● DATASET ROWS:
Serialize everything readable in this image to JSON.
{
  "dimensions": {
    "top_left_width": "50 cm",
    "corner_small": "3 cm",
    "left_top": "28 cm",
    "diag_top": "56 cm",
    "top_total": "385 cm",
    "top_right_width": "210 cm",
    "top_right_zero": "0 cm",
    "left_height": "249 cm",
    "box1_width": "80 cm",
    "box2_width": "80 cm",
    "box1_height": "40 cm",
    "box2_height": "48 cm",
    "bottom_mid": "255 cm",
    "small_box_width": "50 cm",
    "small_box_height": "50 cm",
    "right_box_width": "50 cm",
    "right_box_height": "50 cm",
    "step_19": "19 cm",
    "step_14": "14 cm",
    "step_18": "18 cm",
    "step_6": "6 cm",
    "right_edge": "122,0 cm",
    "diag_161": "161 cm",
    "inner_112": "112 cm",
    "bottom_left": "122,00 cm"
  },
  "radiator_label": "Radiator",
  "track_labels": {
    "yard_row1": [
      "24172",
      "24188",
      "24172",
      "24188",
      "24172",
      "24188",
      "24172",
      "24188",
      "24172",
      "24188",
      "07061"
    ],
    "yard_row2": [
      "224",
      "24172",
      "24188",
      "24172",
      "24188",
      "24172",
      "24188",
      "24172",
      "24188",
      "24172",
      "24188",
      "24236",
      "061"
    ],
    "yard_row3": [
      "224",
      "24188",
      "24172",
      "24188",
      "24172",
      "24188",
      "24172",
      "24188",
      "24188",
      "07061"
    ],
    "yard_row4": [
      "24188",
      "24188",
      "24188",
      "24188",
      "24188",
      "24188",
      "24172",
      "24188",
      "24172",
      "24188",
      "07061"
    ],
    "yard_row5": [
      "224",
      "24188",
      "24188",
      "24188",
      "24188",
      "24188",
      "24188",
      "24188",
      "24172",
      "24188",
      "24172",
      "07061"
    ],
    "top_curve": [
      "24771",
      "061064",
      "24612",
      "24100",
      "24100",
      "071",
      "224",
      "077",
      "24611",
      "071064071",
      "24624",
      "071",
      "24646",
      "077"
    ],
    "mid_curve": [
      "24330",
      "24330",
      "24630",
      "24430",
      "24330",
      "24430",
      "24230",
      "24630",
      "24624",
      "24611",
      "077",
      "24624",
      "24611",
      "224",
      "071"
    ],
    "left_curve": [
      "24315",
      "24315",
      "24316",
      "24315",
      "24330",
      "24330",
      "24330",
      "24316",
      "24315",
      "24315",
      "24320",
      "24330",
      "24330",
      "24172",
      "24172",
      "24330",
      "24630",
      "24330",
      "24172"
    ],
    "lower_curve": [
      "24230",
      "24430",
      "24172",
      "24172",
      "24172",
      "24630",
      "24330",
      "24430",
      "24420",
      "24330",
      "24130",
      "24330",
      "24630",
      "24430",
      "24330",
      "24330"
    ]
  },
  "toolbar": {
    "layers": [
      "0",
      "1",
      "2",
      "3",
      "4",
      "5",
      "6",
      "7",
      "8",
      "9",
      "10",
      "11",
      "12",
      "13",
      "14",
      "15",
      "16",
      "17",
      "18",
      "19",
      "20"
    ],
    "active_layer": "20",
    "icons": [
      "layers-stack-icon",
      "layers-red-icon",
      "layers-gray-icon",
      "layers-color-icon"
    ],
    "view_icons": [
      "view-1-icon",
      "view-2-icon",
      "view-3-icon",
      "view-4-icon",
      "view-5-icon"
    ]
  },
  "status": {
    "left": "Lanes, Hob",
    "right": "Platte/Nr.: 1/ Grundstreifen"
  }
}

● AIM OF THE EXERCISE:
Extract all the entries word for word.

● SOLUTION:
Serialize everything readable in this image to JSON.
{
  "dimensions": {
    "top_left_width": "50 cm",
    "corner_small": "3 cm",
    "left_top": "28 cm",
    "diag_top": "56 cm",
    "top_total": "385 cm",
    "top_right_width": "210 cm",
    "top_right_zero": "0 cm",
    "left_height": "249 cm",
    "box1_width": "80 cm",
    "box2_width": "80 cm",
    "box1_height": "40 cm",
    "box2_height": "48 cm",
    "bottom_mid": "255 cm",
    "small_box_width": "50 cm",
    "small_box_height": "50 cm",
    "right_box_width": "50 cm",
    "right_box_height": "50 cm",
    "step_19": "19 cm",
    "step_14": "14 cm",
    "step_18": "18 cm",
    "step_6": "6 cm",
    "right_edge": "122,0 cm",
    "diag_161": "161 cm",
    "inner_112": "112 cm",
    "bottom_left": "122,00 cm"
  },
  "radiator_label": "Radiator",
  "track_labels": {
    "yard_row1": [
      "24172",
      "24188",
      "24172",
      "24188",
      "24172",
      "24188",
      "24172",
      "24188",
      "24172",
      "24188",
      "07061"
    ],
    "yard_row2": [
      "224",
      "24172",
      "24188",
      "24172",
      "24188",
      "24172",
      "24188",
      "24172",
      "24188",
      "24172",
      "24188",
      "24236",
      "061"
    ],
    "yard_row3": [
      "224",
      "24188",
      "24172",
      "24188",
      "24172",
      "24188",
      "24172",
      "24188",
      "24188",
      "07061"
    ],
    "yard_row4": [
      "24188",
      "24188",
      "24188",
      "24188",
      "24188",
      "24188",
      "24172",
      "24188",
      "24172",
      "24188",
      "07061"
    ],
    "yard_row5": [
      "224",
      "24188",
      "24188",
      "24188",
      "24188",
      "24188",
      "24188",
      "24188",
      "24172",
      "24188",
      "24172",
      "07061"
    ],
    "top_curve": [
      "24771",
      "061064",
      "24612",
      "24100",
      "24100",
      "071",
      "224",
      "077",
      "24611",
      "071064071",
      "24624",
      "071",
      "24646",
      "077"
    ],
    "mid_curve": [
      "24330",
      "24330",
      "24630",
      "24430",
      "24330",
      "24430",
      "24230",
      "24630",
      "24624",
      "24611",
      "077",
      "24624",
      "24611",
      "224",
      "071"
    ],
    "left_curve": [
      "24315",
      "24315",
      "24316",
      "24315",
      "24330",
      "24330",
      "24330",
      "24316",
      "24315",
      "24315",
      "24320",
      "24330",
      "24330",
      "24172",
      "24172",
      "24330",
      "24630",
      "24330",
      "24172"
    ],
    "lower_curve": [
      "24230",
      "24430",
      "24172",
      "24172",
      "24172",
      "24630",
      "24330",
      "24430",
      "24420",
      "24330",
      "24130",
      "24330",
      "24630",
      "24430",
      "24330",
      "24330"
    ]
  },
  "toolbar": {
    "layers": [
      "0",
      "1",
      "2",
      "3",
      "4",
      "5",
      "6",
      "7",
      "8",
      "9",
      "10",
      "11",
      "12",
      "13",
      "14",
      "15",
      "16",
      "17",
      "18",
      "19",
      "20"
    ],
    "active_layer": "20",
    "icons": [
      "layers-stack-icon",
      "layers-red-icon",
      "layers-gray-icon",
      "layers-color-icon"
    ],
    "view_icons": [
      "view-1-icon",
      "view-2-icon",
      "view-3-icon",
      "view-4-icon",
      "view-5-icon"
    ]
  },
  "status": {
    "left": "Lanes, Hob",
    "right": "Platte/Nr.: 1/ Grundstreifen"
  }
}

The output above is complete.